(GIVEN REQUEST)
In the listing below, identify each line with the word "Claus" and return those lines.

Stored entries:
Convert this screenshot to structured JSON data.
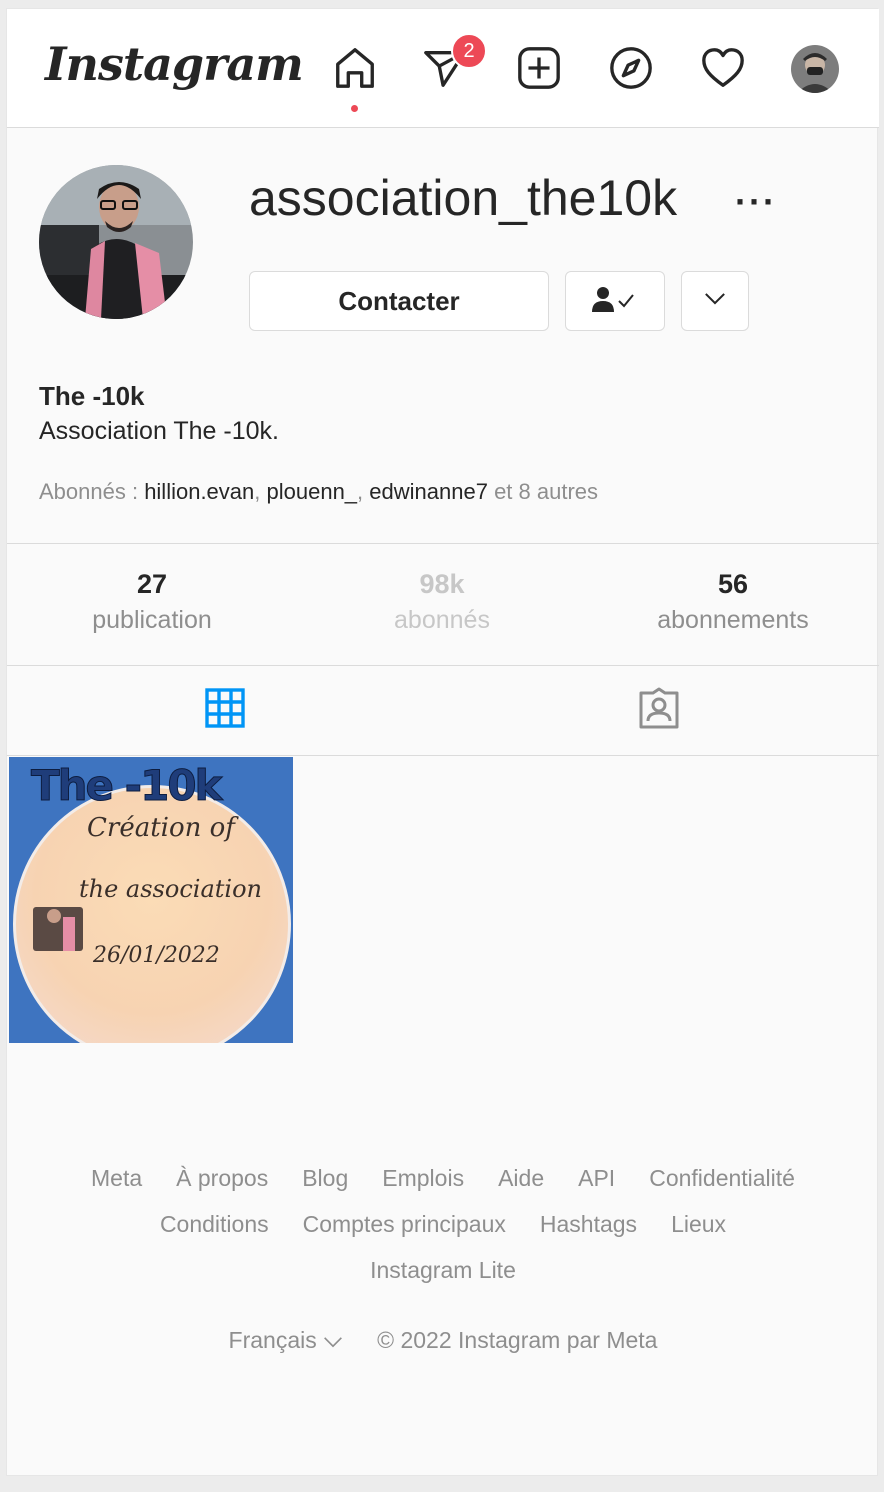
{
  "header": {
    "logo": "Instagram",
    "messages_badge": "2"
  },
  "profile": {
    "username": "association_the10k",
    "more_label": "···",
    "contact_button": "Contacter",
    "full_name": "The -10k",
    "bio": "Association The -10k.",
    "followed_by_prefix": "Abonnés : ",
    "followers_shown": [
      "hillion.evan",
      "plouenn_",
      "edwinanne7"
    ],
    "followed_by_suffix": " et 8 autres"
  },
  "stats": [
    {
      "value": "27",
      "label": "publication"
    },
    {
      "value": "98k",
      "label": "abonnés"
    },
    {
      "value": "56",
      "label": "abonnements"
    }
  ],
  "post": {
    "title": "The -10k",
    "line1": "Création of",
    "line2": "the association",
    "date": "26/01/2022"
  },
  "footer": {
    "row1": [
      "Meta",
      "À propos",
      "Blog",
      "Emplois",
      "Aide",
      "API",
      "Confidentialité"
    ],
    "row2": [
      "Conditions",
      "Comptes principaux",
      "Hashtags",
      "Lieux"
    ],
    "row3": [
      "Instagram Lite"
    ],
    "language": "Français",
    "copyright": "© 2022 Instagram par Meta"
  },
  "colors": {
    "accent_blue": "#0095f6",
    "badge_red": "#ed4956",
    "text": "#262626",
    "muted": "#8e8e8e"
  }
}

* * *

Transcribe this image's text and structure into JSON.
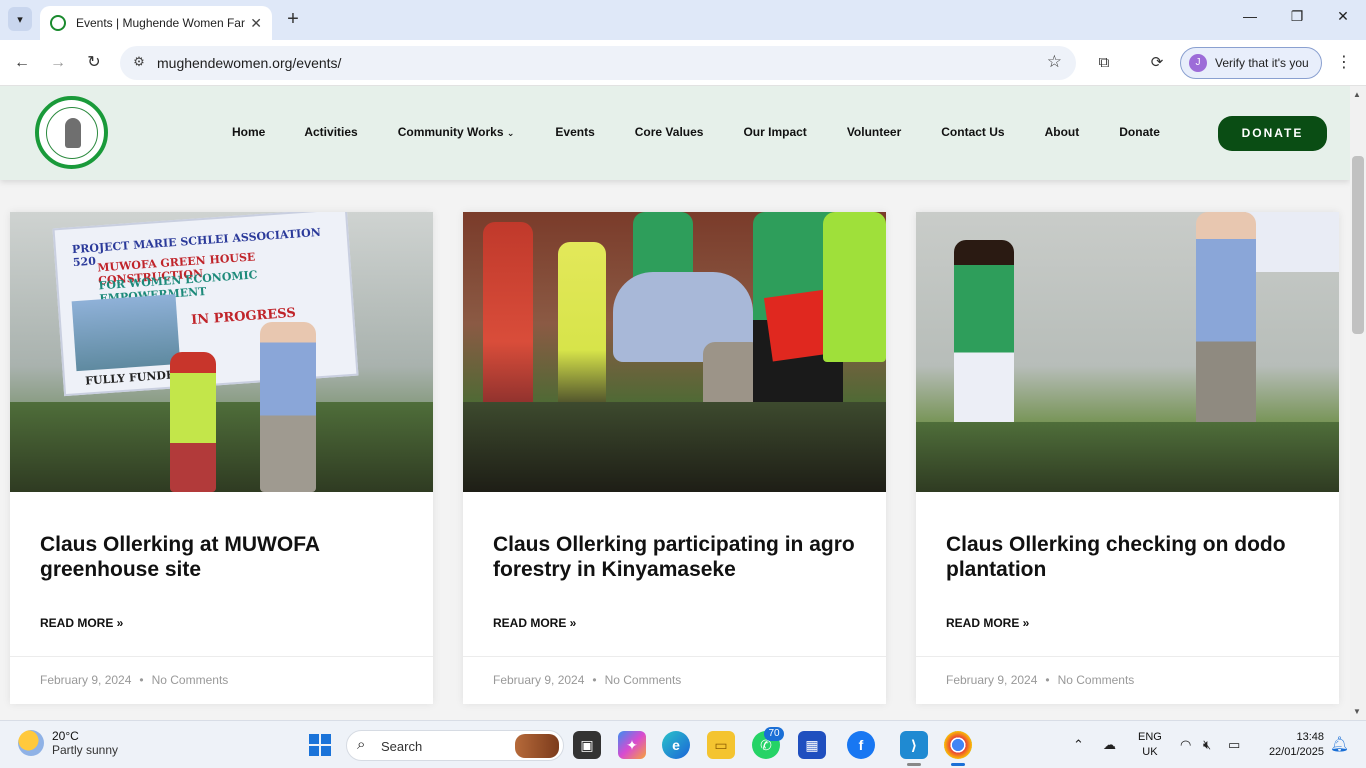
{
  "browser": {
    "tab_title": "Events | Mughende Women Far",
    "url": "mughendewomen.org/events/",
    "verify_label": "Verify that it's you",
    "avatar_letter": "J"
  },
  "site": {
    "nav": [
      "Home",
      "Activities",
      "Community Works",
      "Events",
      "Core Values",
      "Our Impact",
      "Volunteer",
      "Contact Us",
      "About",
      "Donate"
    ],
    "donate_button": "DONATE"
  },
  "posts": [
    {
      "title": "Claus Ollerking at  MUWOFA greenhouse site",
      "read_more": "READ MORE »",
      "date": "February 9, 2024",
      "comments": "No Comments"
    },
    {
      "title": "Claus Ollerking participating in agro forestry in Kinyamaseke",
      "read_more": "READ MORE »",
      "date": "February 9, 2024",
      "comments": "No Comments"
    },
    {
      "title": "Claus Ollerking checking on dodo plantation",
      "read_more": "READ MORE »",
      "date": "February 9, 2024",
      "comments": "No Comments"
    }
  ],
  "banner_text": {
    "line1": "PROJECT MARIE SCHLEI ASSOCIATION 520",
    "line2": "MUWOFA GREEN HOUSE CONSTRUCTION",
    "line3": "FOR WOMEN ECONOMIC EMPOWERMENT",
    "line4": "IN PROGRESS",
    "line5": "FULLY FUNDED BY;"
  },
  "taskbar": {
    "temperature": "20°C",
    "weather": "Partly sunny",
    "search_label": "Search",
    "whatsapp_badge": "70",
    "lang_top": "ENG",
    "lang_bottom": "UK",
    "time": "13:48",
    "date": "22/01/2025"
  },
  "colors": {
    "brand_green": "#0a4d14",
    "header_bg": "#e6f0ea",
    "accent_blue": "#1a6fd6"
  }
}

...

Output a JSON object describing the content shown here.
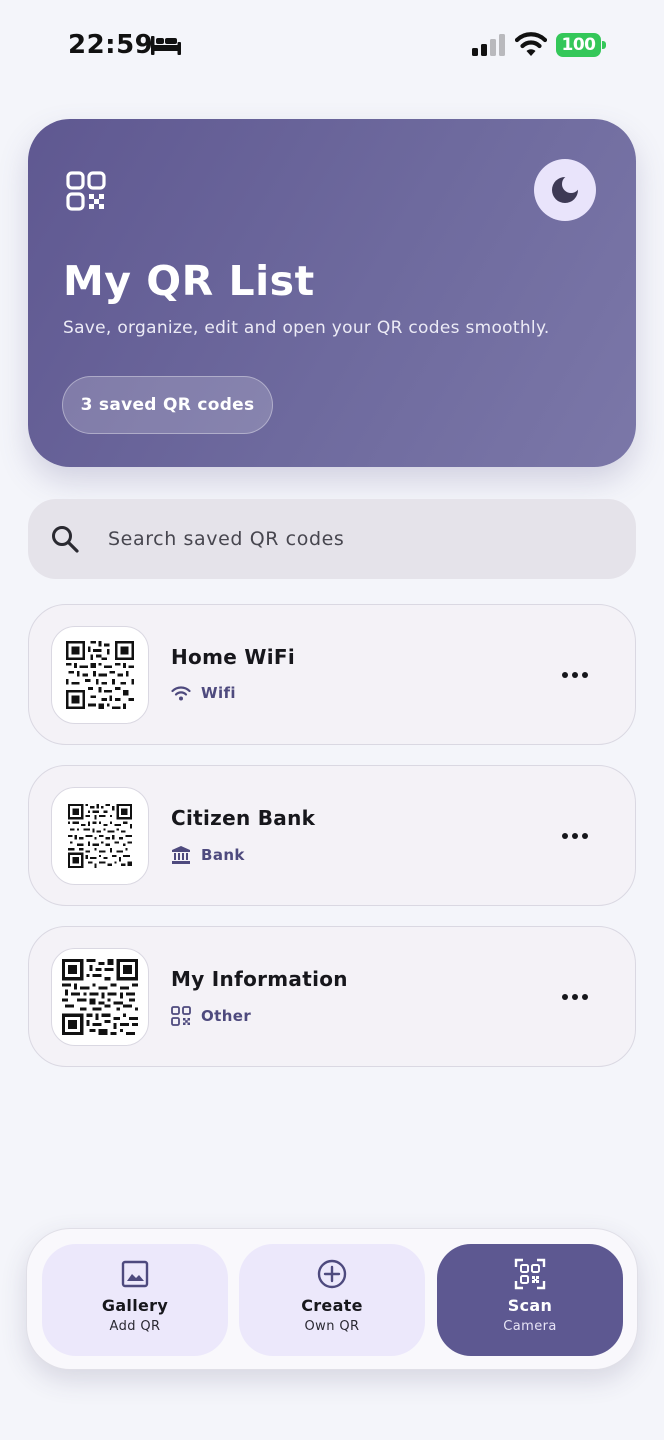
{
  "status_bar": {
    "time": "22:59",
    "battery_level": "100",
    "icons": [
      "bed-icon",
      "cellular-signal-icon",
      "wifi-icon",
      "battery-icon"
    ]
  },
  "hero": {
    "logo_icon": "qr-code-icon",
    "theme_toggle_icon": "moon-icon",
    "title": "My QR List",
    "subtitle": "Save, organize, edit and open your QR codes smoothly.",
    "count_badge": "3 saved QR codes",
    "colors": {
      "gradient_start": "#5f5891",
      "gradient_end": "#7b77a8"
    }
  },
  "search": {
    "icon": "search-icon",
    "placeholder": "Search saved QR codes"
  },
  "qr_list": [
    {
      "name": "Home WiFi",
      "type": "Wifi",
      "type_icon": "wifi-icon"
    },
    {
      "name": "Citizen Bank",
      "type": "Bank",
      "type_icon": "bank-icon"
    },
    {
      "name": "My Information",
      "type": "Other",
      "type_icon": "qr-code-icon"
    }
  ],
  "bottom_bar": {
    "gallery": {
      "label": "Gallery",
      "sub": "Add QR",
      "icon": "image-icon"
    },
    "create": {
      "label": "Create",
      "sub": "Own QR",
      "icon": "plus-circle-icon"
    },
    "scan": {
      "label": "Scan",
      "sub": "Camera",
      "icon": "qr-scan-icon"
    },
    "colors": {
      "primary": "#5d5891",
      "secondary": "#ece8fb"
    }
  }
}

(RESPONSE TO THE EXERCISE)
      "title": "Claus Ollerking at  MUWOFA greenhouse site",
      "title": "Claus Ollerking participating in agro forestry in Kinyamaseke",
      "title": "Claus Ollerking checking on dodo plantation",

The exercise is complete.